* **Task statement**: Extract each line containing the string "What".

[Recorded data]
>>>>

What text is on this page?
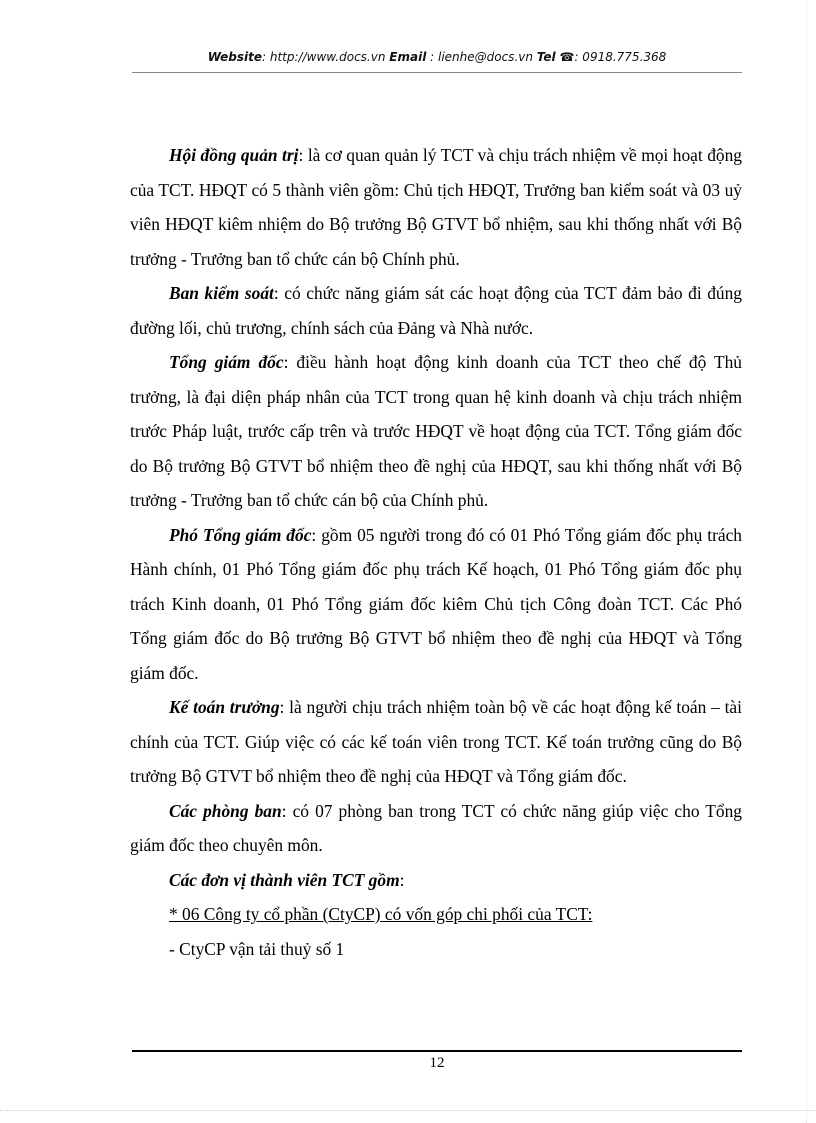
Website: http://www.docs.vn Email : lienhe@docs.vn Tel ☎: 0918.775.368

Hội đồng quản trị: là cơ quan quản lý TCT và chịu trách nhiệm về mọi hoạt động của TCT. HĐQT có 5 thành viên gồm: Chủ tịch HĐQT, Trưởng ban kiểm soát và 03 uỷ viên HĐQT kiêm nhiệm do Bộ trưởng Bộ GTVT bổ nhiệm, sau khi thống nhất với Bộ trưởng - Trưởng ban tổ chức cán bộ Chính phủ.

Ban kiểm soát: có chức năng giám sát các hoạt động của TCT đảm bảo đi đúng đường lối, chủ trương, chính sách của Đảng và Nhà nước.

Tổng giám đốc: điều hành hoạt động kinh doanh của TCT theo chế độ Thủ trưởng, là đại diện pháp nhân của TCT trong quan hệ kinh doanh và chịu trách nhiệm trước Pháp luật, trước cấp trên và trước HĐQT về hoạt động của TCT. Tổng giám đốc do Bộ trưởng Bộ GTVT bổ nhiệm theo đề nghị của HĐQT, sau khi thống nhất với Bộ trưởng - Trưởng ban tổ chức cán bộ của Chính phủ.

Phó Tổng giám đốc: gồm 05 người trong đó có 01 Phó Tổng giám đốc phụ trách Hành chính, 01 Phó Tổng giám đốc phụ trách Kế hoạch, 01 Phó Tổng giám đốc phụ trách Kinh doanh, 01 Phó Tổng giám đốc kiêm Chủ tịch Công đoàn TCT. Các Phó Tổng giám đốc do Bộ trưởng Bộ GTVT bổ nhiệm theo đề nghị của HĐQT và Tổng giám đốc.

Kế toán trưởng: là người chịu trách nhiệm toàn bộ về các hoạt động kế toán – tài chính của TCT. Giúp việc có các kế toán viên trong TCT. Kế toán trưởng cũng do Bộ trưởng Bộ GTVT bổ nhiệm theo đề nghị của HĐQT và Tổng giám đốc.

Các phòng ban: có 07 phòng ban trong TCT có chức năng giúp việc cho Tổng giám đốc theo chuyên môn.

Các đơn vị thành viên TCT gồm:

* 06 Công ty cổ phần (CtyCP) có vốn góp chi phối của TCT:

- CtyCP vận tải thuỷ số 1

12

<<<<
>>>>

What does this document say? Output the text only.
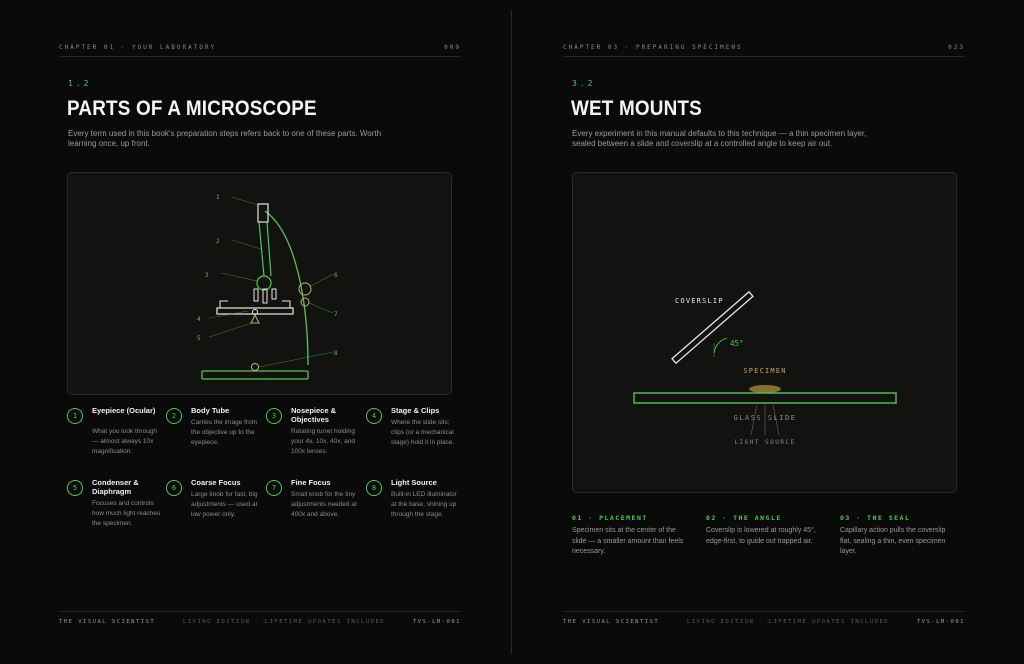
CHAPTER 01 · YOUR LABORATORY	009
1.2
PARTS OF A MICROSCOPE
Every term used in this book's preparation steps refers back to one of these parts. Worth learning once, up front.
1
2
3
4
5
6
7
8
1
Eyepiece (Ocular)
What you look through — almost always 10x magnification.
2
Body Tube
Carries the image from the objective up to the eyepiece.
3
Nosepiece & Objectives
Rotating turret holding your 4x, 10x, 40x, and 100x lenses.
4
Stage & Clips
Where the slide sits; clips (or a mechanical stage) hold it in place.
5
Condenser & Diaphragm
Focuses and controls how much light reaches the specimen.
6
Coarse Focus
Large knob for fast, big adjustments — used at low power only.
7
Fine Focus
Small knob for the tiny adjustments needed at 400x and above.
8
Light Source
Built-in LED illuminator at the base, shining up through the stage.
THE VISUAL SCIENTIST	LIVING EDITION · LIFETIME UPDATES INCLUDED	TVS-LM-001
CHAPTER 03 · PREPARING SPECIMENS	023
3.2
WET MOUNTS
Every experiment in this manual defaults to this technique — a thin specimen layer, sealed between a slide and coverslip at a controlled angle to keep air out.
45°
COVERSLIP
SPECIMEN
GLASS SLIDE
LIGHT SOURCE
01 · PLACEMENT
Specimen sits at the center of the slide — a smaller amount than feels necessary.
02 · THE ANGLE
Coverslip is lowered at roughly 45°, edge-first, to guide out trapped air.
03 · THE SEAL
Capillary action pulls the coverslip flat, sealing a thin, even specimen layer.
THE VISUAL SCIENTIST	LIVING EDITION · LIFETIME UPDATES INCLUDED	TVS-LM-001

<<<<

* **Exercise output**:
What text is on this page?
What does this document say? Output the text only.
What you look through — almost always 10x magnification.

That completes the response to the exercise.